■ COMPITI ED ESERCIZI ■
(1) Riporta la parte del testo sullo streaming partendo da "Diciamoci la verità, è" e proseguendo fino a "cui è legato.", rinominando "lockdown" in "periodi di chiusura".
(2) Secondo l'indagine di Deloitte citata nel testo sullo streaming, quanti utenti dei servizi SVOD rinunceranno al proprio abbonamento nel 2022?

Le piattaforme di servizi streaming si moltiplicano, i contenuti aumentano e i consumatori frastornati si dividono tra le moltitudini di alternative offerte, ma ora che le opzioni diventano troppe si fa strada il disappunto degli utenti.

Diciamoci la verità, è impossibile ormai pensare a un intrattenimento video che non sia “on demand”. Il concetto del “quanto e quando voglio io” è entrato nelle nostre vite, si è consolidato in tutte le fasce della popolazione grazie ai lockdown degli ultimi due anni ed è diventato totalmente parte della forma di svago a cui è legato.

In Italia, in base all’indagine Ctv: Anticipare il futuro realizzata da Harris Interactive per Magnite, il 72% degli spettatori preferisce consumare contenuti in streaming rispetto alla tv tradizionale, l’83% degli spettatori usa i servizi di streaming almeno una volta alla settimana, mentre uno spettatore su due guarda contenuti sulla Connected Tv ogni giorno. Secondo gli utenti infatti i servizi in streaming offrono contenuti di maggiore qualità.

Ma in questo panorama idilliaco per le aziende fornitrici si delineano grigie nubi all’orizzonte. Secondo un’indagine di Deloitte, azienda di consulenza britannica, nel 2022 almeno 150 milioni di utenti dei servizi di streaming video on demand (SVOD) rinunceranno al proprio abbonamento, con tassi di abbandono fino al 30%.

■ MATERIALE DI PARTENZA ■
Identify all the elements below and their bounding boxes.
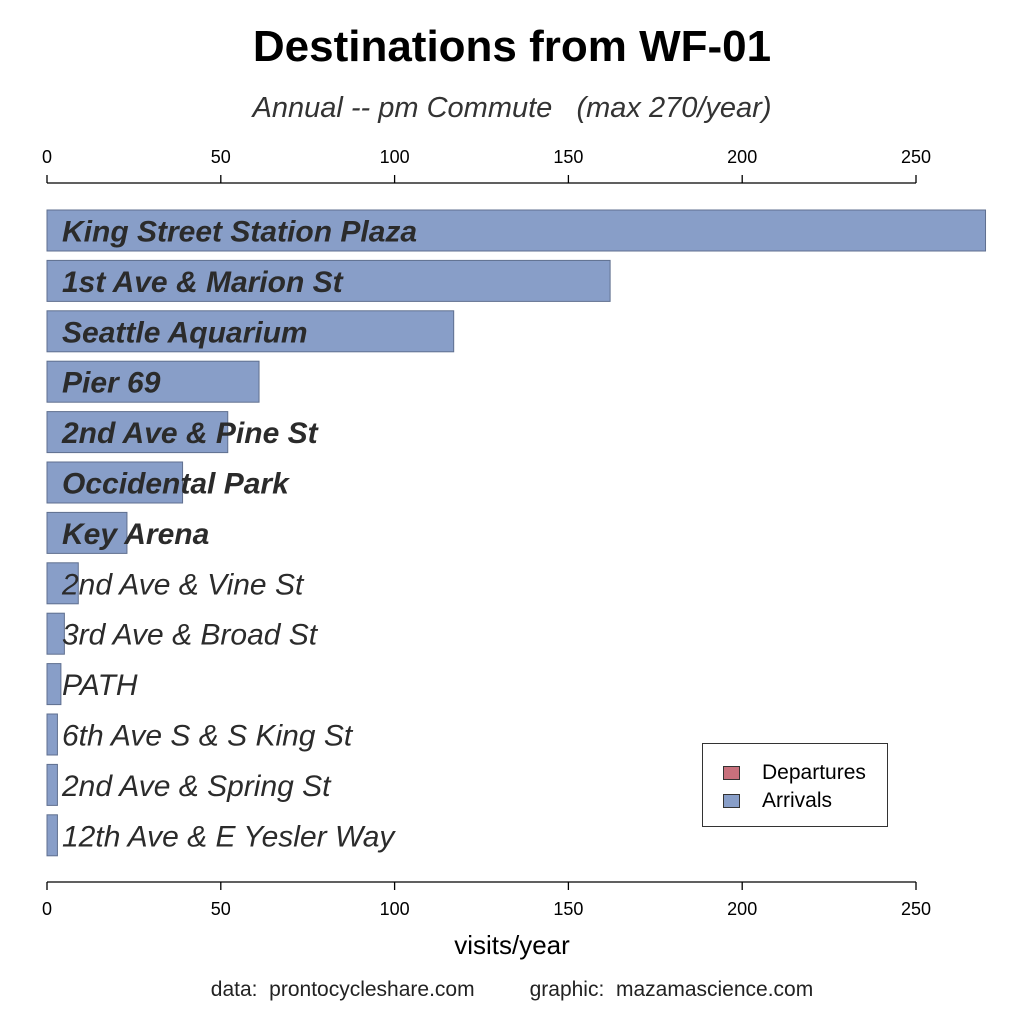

■ RISULTATI DEGLI ESERCIZI ■
(1)
Diciamoci la verità, è impossibile ormai pensare a un intrattenimento video che non sia “on demand”. Il concetto del “quanto e quando voglio io” è entrato nelle nostre vite, si è consolidato in tutte le fasce della popolazione grazie ai periodi di chiusura degli ultimi due anni ed è diventato totalmente parte della forma di svago a cui è legato.

(2) Almeno 150 milioni.